Aim: Output each entry exactly; skip nothing.

[start of Supplied information]

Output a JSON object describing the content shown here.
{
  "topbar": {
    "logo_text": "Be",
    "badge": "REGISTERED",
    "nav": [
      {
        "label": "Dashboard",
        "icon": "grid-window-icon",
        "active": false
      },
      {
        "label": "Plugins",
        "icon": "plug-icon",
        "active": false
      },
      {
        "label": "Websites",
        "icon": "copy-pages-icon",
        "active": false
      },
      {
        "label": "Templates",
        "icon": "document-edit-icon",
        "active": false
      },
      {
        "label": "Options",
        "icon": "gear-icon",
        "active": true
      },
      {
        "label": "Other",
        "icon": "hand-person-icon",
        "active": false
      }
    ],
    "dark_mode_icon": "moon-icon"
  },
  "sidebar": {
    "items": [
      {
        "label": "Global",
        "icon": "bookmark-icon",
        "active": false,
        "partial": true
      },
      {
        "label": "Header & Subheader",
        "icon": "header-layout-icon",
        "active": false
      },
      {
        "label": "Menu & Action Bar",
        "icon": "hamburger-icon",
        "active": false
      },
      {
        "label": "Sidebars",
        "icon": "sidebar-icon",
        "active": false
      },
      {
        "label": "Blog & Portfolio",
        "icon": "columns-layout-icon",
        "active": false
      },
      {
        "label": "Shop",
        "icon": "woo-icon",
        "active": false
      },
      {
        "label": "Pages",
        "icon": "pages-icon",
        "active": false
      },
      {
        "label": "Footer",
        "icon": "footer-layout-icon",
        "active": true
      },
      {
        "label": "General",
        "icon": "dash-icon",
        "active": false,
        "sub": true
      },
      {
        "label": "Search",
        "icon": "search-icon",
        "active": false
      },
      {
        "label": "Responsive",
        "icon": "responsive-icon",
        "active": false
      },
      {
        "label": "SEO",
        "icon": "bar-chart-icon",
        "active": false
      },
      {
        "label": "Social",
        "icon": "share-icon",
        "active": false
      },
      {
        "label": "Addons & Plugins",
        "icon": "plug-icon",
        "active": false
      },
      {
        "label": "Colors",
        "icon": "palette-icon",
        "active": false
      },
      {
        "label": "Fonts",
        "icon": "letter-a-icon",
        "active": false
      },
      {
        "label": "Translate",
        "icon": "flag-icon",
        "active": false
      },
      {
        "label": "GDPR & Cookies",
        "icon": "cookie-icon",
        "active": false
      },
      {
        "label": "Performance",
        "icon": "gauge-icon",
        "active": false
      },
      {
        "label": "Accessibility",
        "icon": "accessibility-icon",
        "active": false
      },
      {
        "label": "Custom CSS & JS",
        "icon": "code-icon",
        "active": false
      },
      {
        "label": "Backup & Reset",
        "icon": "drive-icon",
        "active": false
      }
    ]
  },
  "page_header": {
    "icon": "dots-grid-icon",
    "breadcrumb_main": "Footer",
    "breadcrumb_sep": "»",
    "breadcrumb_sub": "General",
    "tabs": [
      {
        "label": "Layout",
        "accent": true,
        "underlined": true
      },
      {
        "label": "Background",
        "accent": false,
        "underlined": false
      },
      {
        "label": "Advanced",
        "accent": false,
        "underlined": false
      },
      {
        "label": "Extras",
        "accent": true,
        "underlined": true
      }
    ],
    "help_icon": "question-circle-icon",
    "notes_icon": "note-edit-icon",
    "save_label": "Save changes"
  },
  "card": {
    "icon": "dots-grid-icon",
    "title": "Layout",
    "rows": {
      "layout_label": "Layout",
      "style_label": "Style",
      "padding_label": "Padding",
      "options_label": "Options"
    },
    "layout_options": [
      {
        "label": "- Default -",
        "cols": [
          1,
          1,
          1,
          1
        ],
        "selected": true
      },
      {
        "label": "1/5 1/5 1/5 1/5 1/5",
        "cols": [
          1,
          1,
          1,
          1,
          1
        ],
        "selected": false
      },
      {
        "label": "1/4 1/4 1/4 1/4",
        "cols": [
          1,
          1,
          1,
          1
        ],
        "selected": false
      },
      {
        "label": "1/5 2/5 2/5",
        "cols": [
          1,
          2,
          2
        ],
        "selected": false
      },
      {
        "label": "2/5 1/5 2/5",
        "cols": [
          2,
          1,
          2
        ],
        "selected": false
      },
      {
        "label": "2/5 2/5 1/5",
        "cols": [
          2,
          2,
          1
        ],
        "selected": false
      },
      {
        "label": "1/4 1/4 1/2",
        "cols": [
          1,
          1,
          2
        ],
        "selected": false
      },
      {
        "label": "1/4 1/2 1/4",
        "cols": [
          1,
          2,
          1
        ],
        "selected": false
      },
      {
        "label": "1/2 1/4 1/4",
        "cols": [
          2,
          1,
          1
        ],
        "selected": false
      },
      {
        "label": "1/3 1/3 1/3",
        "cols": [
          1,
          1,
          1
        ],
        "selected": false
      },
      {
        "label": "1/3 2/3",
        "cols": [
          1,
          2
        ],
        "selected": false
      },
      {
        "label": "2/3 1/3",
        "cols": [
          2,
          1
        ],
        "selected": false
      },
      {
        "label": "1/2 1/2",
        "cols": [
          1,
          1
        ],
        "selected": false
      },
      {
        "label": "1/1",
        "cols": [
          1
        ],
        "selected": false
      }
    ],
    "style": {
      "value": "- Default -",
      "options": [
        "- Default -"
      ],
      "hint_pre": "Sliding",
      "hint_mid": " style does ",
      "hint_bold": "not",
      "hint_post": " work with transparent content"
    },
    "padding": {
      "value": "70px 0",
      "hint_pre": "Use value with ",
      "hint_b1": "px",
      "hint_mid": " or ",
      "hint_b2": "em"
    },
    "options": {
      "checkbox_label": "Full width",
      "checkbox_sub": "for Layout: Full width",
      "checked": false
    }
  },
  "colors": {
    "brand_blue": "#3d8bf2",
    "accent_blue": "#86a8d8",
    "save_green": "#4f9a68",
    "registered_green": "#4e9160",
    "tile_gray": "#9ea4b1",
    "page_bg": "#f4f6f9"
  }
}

[end of Supplied information]

Exercise response:
Output a JSON object describing the content shown here.
{
  "topbar": {
    "logo_text": "Be",
    "badge": "REGISTERED",
    "nav": [
      {
        "label": "Dashboard",
        "icon": "grid-window-icon",
        "active": false
      },
      {
        "label": "Plugins",
        "icon": "plug-icon",
        "active": false
      },
      {
        "label": "Websites",
        "icon": "copy-pages-icon",
        "active": false
      },
      {
        "label": "Templates",
        "icon": "document-edit-icon",
        "active": false
      },
      {
        "label": "Options",
        "icon": "gear-icon",
        "active": true
      },
      {
        "label": "Other",
        "icon": "hand-person-icon",
        "active": false
      }
    ],
    "dark_mode_icon": "moon-icon"
  },
  "sidebar": {
    "items": [
      {
        "label": "Global",
        "icon": "bookmark-icon",
        "active": false,
        "partial": true
      },
      {
        "label": "Header & Subheader",
        "icon": "header-layout-icon",
        "active": false
      },
      {
        "label": "Menu & Action Bar",
        "icon": "hamburger-icon",
        "active": false
      },
      {
        "label": "Sidebars",
        "icon": "sidebar-icon",
        "active": false
      },
      {
        "label": "Blog & Portfolio",
        "icon": "columns-layout-icon",
        "active": false
      },
      {
        "label": "Shop",
        "icon": "woo-icon",
        "active": false
      },
      {
        "label": "Pages",
        "icon": "pages-icon",
        "active": false
      },
      {
        "label": "Footer",
        "icon": "footer-layout-icon",
        "active": true
      },
      {
        "label": "General",
        "icon": "dash-icon",
        "active": false,
        "sub": true
      },
      {
        "label": "Search",
        "icon": "search-icon",
        "active": false
      },
      {
        "label": "Responsive",
        "icon": "responsive-icon",
        "active": false
      },
      {
        "label": "SEO",
        "icon": "bar-chart-icon",
        "active": false
      },
      {
        "label": "Social",
        "icon": "share-icon",
        "active": false
      },
      {
        "label": "Addons & Plugins",
        "icon": "plug-icon",
        "active": false
      },
      {
        "label": "Colors",
        "icon": "palette-icon",
        "active": false
      },
      {
        "label": "Fonts",
        "icon": "letter-a-icon",
        "active": false
      },
      {
        "label": "Translate",
        "icon": "flag-icon",
        "active": false
      },
      {
        "label": "GDPR & Cookies",
        "icon": "cookie-icon",
        "active": false
      },
      {
        "label": "Performance",
        "icon": "gauge-icon",
        "active": false
      },
      {
        "label": "Accessibility",
        "icon": "accessibility-icon",
        "active": false
      },
      {
        "label": "Custom CSS & JS",
        "icon": "code-icon",
        "active": false
      },
      {
        "label": "Backup & Reset",
        "icon": "drive-icon",
        "active": false
      }
    ]
  },
  "page_header": {
    "icon": "dots-grid-icon",
    "breadcrumb_main": "Footer",
    "breadcrumb_sep": "»",
    "breadcrumb_sub": "General",
    "tabs": [
      {
        "label": "Layout",
        "accent": true,
        "underlined": true
      },
      {
        "label": "Background",
        "accent": false,
        "underlined": false
      },
      {
        "label": "Advanced",
        "accent": false,
        "underlined": false
      },
      {
        "label": "Extras",
        "accent": true,
        "underlined": true
      }
    ],
    "help_icon": "question-circle-icon",
    "notes_icon": "note-edit-icon",
    "save_label": "Save changes"
  },
  "card": {
    "icon": "dots-grid-icon",
    "title": "Layout",
    "rows": {
      "layout_label": "Layout",
      "style_label": "Style",
      "padding_label": "Padding",
      "options_label": "Options"
    },
    "layout_options": [
      {
        "label": "- Default -",
        "cols": [
          1,
          1,
          1,
          1
        ],
        "selected": true
      },
      {
        "label": "1/5 1/5 1/5 1/5 1/5",
        "cols": [
          1,
          1,
          1,
          1,
          1
        ],
        "selected": false
      },
      {
        "label": "1/4 1/4 1/4 1/4",
        "cols": [
          1,
          1,
          1,
          1
        ],
        "selected": false
      },
      {
        "label": "1/5 2/5 2/5",
        "cols": [
          1,
          2,
          2
        ],
        "selected": false
      },
      {
        "label": "2/5 1/5 2/5",
        "cols": [
          2,
          1,
          2
        ],
        "selected": false
      },
      {
        "label": "2/5 2/5 1/5",
        "cols": [
          2,
          2,
          1
        ],
        "selected": false
      },
      {
        "label": "1/4 1/4 1/2",
        "cols": [
          1,
          1,
          2
        ],
        "selected": false
      },
      {
        "label": "1/4 1/2 1/4",
        "cols": [
          1,
          2,
          1
        ],
        "selected": false
      },
      {
        "label": "1/2 1/4 1/4",
        "cols": [
          2,
          1,
          1
        ],
        "selected": false
      },
      {
        "label": "1/3 1/3 1/3",
        "cols": [
          1,
          1,
          1
        ],
        "selected": false
      },
      {
        "label": "1/3 2/3",
        "cols": [
          1,
          2
        ],
        "selected": false
      },
      {
        "label": "2/3 1/3",
        "cols": [
          2,
          1
        ],
        "selected": false
      },
      {
        "label": "1/2 1/2",
        "cols": [
          1,
          1
        ],
        "selected": false
      },
      {
        "label": "1/1",
        "cols": [
          1
        ],
        "selected": false
      }
    ],
    "style": {
      "value": "- Default -",
      "options": [
        "- Default -"
      ],
      "hint_pre": "Sliding",
      "hint_mid": " style does ",
      "hint_bold": "not",
      "hint_post": " work with transparent content"
    },
    "padding": {
      "value": "70px 0",
      "hint_pre": "Use value with ",
      "hint_b1": "px",
      "hint_mid": " or ",
      "hint_b2": "em"
    },
    "options": {
      "checkbox_label": "Full width",
      "checkbox_sub": "for Layout: Full width",
      "checked": false
    }
  },
  "colors": {
    "brand_blue": "#3d8bf2",
    "accent_blue": "#86a8d8",
    "save_green": "#4f9a68",
    "registered_green": "#4e9160",
    "tile_gray": "#9ea4b1",
    "page_bg": "#f4f6f9"
  }
}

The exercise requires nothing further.